Every record below should be transcribed exactly. Omit the images.

START MATERIAL SHOWN

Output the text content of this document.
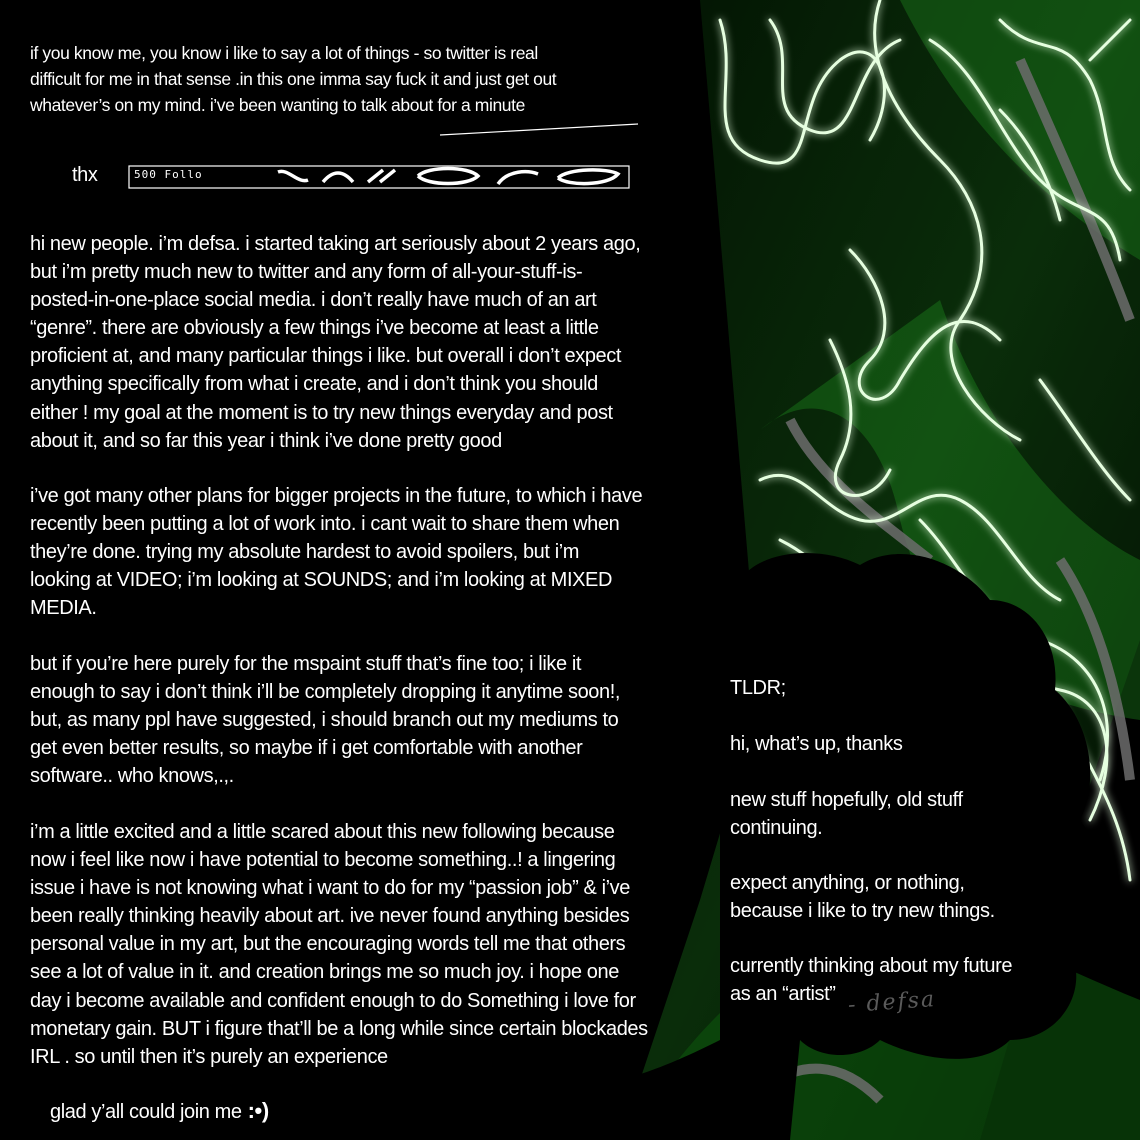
if you know me, you know i like to say a lot of things - so twitter is real
difficult for me in that sense .in this one imma say fuck it and just get out
whatever’s on my mind. i’ve been wanting to talk about for a minute
thx	500 Follo
hi new people. i’m defsa. i started taking art seriously about 2 years ago,
but i’m pretty much new to twitter and any form of all-your-stuff-is-
posted-in-one-place social media. i don’t really have much of an art
“genre”. there are obviously a few things i’ve become at least a little
proficient at, and many particular things i like. but overall i don’t expect
anything specifically from what i create, and i don’t think you should
either ! my goal at the moment is to try new things everyday and post
about it, and so far this year i think i’ve done pretty good
i’ve got many other plans for bigger projects in the future, to which i have
recently been putting a lot of work into. i cant wait to share them when
they’re done. trying my absolute hardest to avoid spoilers, but i’m
looking at VIDEO; i’m looking at SOUNDS; and i’m looking at MIXED
MEDIA.
but if you’re here purely for the mspaint stuff that’s fine too; i like it
enough to say i don’t think i’ll be completely dropping it anytime soon!,
but, as many ppl have suggested, i should branch out my mediums to
get even better results, so maybe if i get comfortable with another
software.. who knows,.,.
i’m a little excited and a little scared about this new following because
now i feel like now i have potential to become something..! a lingering
issue i have is not knowing what i want to do for my “passion job” & i’ve
been really thinking heavily about art. ive never found anything besides
personal value in my art, but the encouraging words tell me that others
see a lot of value in it. and creation brings me so much joy. i hope one
day i become available and confident enough to do Something i love for
monetary gain. BUT i figure that’ll be a long while since certain blockades
IRL . so until then it’s purely an experience
glad y’all could join me :•)
TLDR;
hi, what’s up, thanks
new stuff hopefully, old stuff
continuing.
expect anything, or nothing,
because i like to try new things.
currently thinking about my future
as an “artist” - defsa
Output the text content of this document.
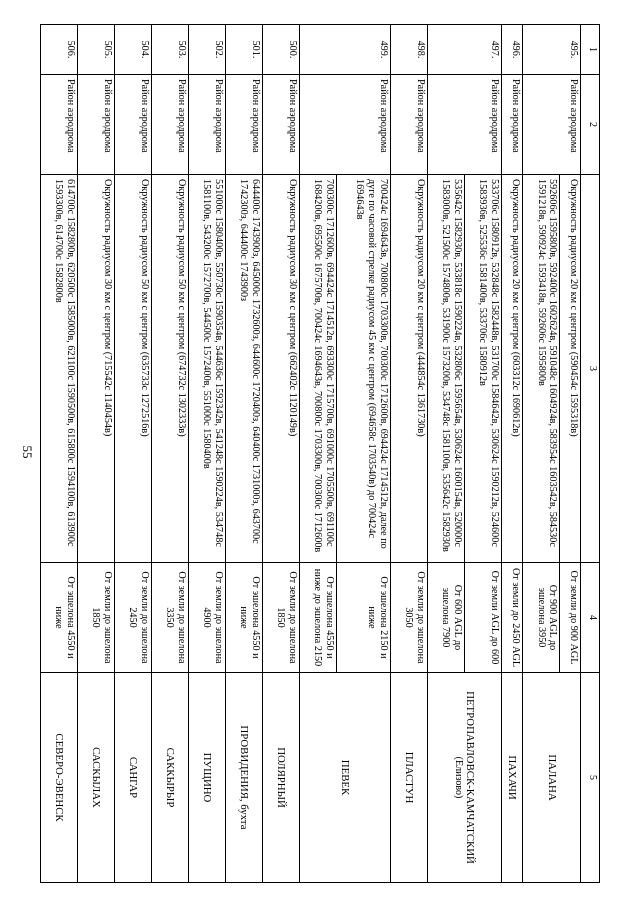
55
1	2	3	4	5
495.	Район аэродрома	Окружность радиусом 20 км с центром (590454с 1595318в)	От земли до 900 AGL	ПАЛАНА
		592606с 1595800в, 592400с 1602624в, 591048с 1604924в, 583954с 1603542в, 584530с 1591218в, 590924с 1593418в, 592606с 1595800в	От 900 AGL до эшелона 3950	
496.	Район аэродрома	Окружность радиусом 20 км с центром (603312с 1690612в)	От земли до 2450 AGL	ПАХАЧИ
497.	Район аэродрома	533706с 1580912в, 532848с 1582448в, 531700с 1584642в, 530624с 1590212в, 524600с 1583936в, 525536с 1581400в, 533706с 1580912в	От земли AGL до 600	ПЕТРОПАВЛОВСК-КАМЧАТСКИЙ
(Елизово)

		535642с 1582930в, 533818с 1590224в, 532806с 1595654в, 530624с 1600154в, 520000с 1583000в, 521500с 1574800в, 531900с 1573200в, 534748с 1581100в, 535642с 1582930в	От 600 AGL до эшелона 7900	
498.	Район аэродрома	Окружность радиусом 20 км с центром (444854с 1361730в)	От земли до эшелона 3050	ПЛАСТУН
499.	Район аэродрома	700424с 1694643в, 700800с 1703300в, 700300с 1712600в, 694424с 1714512в, далее по дуге по часовой стрелке радиусом 45 км с центром (694658с 1703540в) до 700424с 1694643в	От эшелона 2150 и ниже	ПЕВЕК
		700300с 1712600в, 694424с 1714512в, 693300с 1715700в, 691000с 1705500в, 691100с 1684200в, 695500с 1675700в, 700424с 1694643в, 700800с 1703300в, 700300с 1712600в	От эшелона 4550 и ниже до эшелона 2150	
500.	Район аэродрома	Окружность радиусом 30 км с центром (662402с 1120149в)	От земли до эшелона 1850	ПОЛЯРНЫЙ
501.	Район аэродрома	644400с 1743900з, 645000с 1732600з, 644600с 1720400з, 640400с 1731000з, 643700с 1742300з, 644400с 1743900з	От эшелона 4550 и ниже	ПРОВИДЕНИЯ, бухта
502.	Район аэродрома	551000с 1580400в, 550730с 1590354в, 544636с 1592342в, 541248с 1590224в, 534748с 1581100в, 543200с 1572700в, 544500с 1572400в, 551000с 1580400в	От земли до эшелона 4900	ПУЩИНО
503.	Район аэродрома	Окружность радиусом 50 км с центром (674732с 1302333в)	От земли до эшелона 3350	САККЫРЫР
504.	Район аэродрома	Окружность радиусом 50 км с центром (635733с 1272516в)	От земли до эшелона 2450	САНГАР
505.	Район аэродрома	Окружность радиусом 30 км с центром (715542с 1140454в)	От земли до эшелона 1850	САСКЫЛАХ
506.	Район аэродрома	614700с 1582800в, 620500с 1585000в, 621100с 1590500в, 615800с 1594100в, 613900с 1593300в, 614700с 1582800в	От эшелона 4550 и ниже	СЕВЕРО-ЭВЕНСК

END MATERIAL SHOWN

▶ _ANSWER TO THIS TASK_
Output the text content of this document.
if you know me, you know i like to say a lot of things - so twitter is real
difficult for me in that sense .in this one imma say fuck it and just get out
whatever’s on my mind. i’ve been wanting to talk about for a minute
thx	500 Follo
hi new people. i’m defsa. i started taking art seriously about 2 years ago,
but i’m pretty much new to twitter and any form of all-your-stuff-is-
posted-in-one-place social media. i don’t really have much of an art
“genre”. there are obviously a few things i’ve become at least a little
proficient at, and many particular things i like. but overall i don’t expect
anything specifically from what i create, and i don’t think you should
either ! my goal at the moment is to try new things everyday and post
about it, and so far this year i think i’ve done pretty good
i’ve got many other plans for bigger projects in the future, to which i have
recently been putting a lot of work into. i cant wait to share them when
they’re done. trying my absolute hardest to avoid spoilers, but i’m
looking at VIDEO; i’m looking at SOUNDS; and i’m looking at MIXED
MEDIA.
but if you’re here purely for the mspaint stuff that’s fine too; i like it
enough to say i don’t think i’ll be completely dropping it anytime soon!,
but, as many ppl have suggested, i should branch out my mediums to
get even better results, so maybe if i get comfortable with another
software.. who knows,.,.
i’m a little excited and a little scared about this new following because
now i feel like now i have potential to become something..! a lingering
issue i have is not knowing what i want to do for my “passion job” & i’ve
been really thinking heavily about art. ive never found anything besides
personal value in my art, but the encouraging words tell me that others
see a lot of value in it. and creation brings me so much joy. i hope one
day i become available and confident enough to do Something i love for
monetary gain. BUT i figure that’ll be a long while since certain blockades
IRL . so until then it’s purely an experience
glad y’all could join me :•)
TLDR;
hi, what’s up, thanks
new stuff hopefully, old stuff
continuing.
expect anything, or nothing,
because i like to try new things.
currently thinking about my future
as an “artist” - defsa
Output the text content of this document.
55
1	2	3	4	5
495.	Район аэродрома	Окружность радиусом 20 км с центром (590454с 1595318в)	От земли до 900 AGL	ПАЛАНА
		592606с 1595800в, 592400с 1602624в, 591048с 1604924в, 583954с 1603542в, 584530с 1591218в, 590924с 1593418в, 592606с 1595800в	От 900 AGL до эшелона 3950	
496.	Район аэродрома	Окружность радиусом 20 км с центром (603312с 1690612в)	От земли до 2450 AGL	ПАХАЧИ
497.	Район аэродрома	533706с 1580912в, 532848с 1582448в, 531700с 1584642в, 530624с 1590212в, 524600с 1583936в, 525536с 1581400в, 533706с 1580912в	От земли AGL до 600	ПЕТРОПАВЛОВСК-КАМЧАТСКИЙ
(Елизово)

		535642с 1582930в, 533818с 1590224в, 532806с 1595654в, 530624с 1600154в, 520000с 1583000в, 521500с 1574800в, 531900с 1573200в, 534748с 1581100в, 535642с 1582930в	От 600 AGL до эшелона 7900	
498.	Район аэродрома	Окружность радиусом 20 км с центром (444854с 1361730в)	От земли до эшелона 3050	ПЛАСТУН
499.	Район аэродрома	700424с 1694643в, 700800с 1703300в, 700300с 1712600в, 694424с 1714512в, далее по дуге по часовой стрелке радиусом 45 км с центром (694658с 1703540в) до 700424с 1694643в	От эшелона 2150 и ниже	ПЕВЕК
		700300с 1712600в, 694424с 1714512в, 693300с 1715700в, 691000с 1705500в, 691100с 1684200в, 695500с 1675700в, 700424с 1694643в, 700800с 1703300в, 700300с 1712600в	От эшелона 4550 и ниже до эшелона 2150	
500.	Район аэродрома	Окружность радиусом 30 км с центром (662402с 1120149в)	От земли до эшелона 1850	ПОЛЯРНЫЙ
501.	Район аэродрома	644400с 1743900з, 645000с 1732600з, 644600с 1720400з, 640400с 1731000з, 643700с 1742300з, 644400с 1743900з	От эшелона 4550 и ниже	ПРОВИДЕНИЯ, бухта
502.	Район аэродрома	551000с 1580400в, 550730с 1590354в, 544636с 1592342в, 541248с 1590224в, 534748с 1581100в, 543200с 1572700в, 544500с 1572400в, 551000с 1580400в	От земли до эшелона 4900	ПУЩИНО
503.	Район аэродрома	Окружность радиусом 50 км с центром (674732с 1302333в)	От земли до эшелона 3350	САККЫРЫР
504.	Район аэродрома	Окружность радиусом 50 км с центром (635733с 1272516в)	От земли до эшелона 2450	САНГАР
505.	Район аэродрома	Окружность радиусом 30 км с центром (715542с 1140454в)	От земли до эшелона 1850	САСКЫЛАХ
506.	Район аэродрома	614700с 1582800в, 620500с 1585000в, 621100с 1590500в, 615800с 1594100в, 613900с 1593300в, 614700с 1582800в	От эшелона 4550 и ниже	СЕВЕРО-ЭВЕНСК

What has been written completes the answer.